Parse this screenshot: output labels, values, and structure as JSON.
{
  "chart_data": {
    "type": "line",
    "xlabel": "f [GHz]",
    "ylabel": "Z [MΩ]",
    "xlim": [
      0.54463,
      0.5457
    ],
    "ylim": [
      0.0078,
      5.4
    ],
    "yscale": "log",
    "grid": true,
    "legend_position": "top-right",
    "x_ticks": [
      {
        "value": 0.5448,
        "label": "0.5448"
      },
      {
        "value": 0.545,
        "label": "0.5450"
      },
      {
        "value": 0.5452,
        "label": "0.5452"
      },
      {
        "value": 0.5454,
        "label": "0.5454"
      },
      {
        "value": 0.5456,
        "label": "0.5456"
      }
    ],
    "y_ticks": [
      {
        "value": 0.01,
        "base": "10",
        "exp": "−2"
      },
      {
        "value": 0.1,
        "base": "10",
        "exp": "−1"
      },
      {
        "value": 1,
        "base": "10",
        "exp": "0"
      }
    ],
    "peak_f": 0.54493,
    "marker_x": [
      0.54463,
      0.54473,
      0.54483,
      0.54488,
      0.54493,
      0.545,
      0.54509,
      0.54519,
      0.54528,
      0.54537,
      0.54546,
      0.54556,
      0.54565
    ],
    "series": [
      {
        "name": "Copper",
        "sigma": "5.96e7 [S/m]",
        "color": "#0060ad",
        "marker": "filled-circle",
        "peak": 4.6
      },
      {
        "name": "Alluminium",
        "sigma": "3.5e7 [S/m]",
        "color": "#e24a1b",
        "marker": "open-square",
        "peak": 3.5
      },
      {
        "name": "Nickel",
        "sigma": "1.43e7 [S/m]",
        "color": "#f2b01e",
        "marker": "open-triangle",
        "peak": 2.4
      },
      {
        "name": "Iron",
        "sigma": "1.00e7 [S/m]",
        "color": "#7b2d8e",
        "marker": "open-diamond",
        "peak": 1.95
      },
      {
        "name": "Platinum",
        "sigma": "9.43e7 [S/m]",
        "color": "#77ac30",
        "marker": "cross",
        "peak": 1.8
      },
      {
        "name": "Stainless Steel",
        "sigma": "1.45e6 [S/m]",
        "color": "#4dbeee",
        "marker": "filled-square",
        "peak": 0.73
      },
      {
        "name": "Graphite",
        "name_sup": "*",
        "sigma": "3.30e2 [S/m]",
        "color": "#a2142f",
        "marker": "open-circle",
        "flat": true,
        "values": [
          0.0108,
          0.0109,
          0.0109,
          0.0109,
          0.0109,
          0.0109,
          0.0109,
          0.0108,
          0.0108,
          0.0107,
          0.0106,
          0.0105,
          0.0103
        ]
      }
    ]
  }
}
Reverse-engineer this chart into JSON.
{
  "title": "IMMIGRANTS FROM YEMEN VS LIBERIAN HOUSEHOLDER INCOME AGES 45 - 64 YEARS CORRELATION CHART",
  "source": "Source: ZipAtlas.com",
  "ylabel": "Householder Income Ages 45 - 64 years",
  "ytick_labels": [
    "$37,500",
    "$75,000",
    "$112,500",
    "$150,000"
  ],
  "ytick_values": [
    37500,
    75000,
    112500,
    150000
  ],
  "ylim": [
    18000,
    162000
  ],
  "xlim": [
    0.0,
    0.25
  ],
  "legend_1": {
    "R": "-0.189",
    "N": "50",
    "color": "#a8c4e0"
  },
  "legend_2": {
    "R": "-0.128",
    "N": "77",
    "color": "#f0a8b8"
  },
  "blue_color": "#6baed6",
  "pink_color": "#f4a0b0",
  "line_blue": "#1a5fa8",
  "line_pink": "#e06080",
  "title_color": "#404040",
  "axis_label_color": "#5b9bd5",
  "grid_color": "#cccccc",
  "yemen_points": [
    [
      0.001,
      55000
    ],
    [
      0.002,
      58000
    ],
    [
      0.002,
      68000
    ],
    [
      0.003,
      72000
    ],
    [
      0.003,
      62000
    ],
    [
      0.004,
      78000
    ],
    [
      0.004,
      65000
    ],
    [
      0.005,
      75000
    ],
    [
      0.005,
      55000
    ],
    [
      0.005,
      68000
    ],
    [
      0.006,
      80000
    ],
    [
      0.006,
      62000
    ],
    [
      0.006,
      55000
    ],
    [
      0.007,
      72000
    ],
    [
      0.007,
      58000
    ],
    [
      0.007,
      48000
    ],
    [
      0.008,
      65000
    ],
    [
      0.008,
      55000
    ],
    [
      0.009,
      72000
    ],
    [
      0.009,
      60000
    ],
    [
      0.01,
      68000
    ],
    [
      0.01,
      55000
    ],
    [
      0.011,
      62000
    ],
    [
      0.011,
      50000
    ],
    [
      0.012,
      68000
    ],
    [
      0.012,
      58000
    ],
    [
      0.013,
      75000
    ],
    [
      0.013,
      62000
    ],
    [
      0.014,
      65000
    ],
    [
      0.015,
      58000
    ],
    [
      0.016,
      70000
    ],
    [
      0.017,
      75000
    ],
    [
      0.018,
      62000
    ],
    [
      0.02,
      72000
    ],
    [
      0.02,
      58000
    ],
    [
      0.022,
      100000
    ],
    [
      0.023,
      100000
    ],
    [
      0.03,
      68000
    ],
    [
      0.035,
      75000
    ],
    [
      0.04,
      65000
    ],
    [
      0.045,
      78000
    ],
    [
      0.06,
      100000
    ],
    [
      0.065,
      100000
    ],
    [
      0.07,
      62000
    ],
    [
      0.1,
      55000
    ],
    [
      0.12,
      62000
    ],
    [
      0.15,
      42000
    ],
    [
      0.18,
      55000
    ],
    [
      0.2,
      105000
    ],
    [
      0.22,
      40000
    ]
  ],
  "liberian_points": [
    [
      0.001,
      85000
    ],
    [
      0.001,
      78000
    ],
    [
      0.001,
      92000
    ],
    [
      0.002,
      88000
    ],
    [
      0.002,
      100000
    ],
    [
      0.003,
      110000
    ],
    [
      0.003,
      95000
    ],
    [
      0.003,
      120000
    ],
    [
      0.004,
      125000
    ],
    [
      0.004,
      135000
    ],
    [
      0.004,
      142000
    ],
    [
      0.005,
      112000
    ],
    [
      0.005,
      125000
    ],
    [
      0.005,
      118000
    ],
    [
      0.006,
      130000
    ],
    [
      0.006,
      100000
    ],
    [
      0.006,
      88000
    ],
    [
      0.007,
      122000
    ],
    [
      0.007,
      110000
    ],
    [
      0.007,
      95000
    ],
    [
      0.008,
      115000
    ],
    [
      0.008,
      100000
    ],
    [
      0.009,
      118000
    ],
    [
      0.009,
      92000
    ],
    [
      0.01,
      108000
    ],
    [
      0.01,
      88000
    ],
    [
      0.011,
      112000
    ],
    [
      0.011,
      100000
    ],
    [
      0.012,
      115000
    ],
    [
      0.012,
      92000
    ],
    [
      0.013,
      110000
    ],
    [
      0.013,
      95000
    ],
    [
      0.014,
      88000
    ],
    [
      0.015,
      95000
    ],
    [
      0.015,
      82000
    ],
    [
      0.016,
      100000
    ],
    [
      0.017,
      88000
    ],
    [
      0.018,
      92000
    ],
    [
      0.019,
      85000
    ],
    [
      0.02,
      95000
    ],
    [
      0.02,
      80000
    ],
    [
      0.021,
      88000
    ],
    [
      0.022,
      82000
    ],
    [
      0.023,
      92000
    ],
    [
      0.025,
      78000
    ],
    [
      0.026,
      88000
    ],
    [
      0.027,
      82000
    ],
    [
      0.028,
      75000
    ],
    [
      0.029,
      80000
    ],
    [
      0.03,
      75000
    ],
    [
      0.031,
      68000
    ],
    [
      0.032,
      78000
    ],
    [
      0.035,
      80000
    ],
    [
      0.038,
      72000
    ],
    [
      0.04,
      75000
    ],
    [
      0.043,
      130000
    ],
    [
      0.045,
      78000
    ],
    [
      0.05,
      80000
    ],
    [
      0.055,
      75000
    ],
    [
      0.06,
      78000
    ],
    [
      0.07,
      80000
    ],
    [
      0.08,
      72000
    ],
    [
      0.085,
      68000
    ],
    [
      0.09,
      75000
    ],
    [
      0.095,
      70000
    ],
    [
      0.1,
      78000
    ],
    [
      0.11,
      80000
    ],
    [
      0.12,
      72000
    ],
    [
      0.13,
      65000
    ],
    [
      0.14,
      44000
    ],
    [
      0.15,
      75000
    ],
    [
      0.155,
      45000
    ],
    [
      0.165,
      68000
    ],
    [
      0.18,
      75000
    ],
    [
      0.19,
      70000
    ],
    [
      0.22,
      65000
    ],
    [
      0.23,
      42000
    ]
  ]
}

━━━━━━━━━━━━━━━━

▶ [EXERCISE DIRECTIONS]: Of the lines in this material, state how many hold the string "filled". Write no other words.

▶ [SOLUTION TO THIS TASK]: 2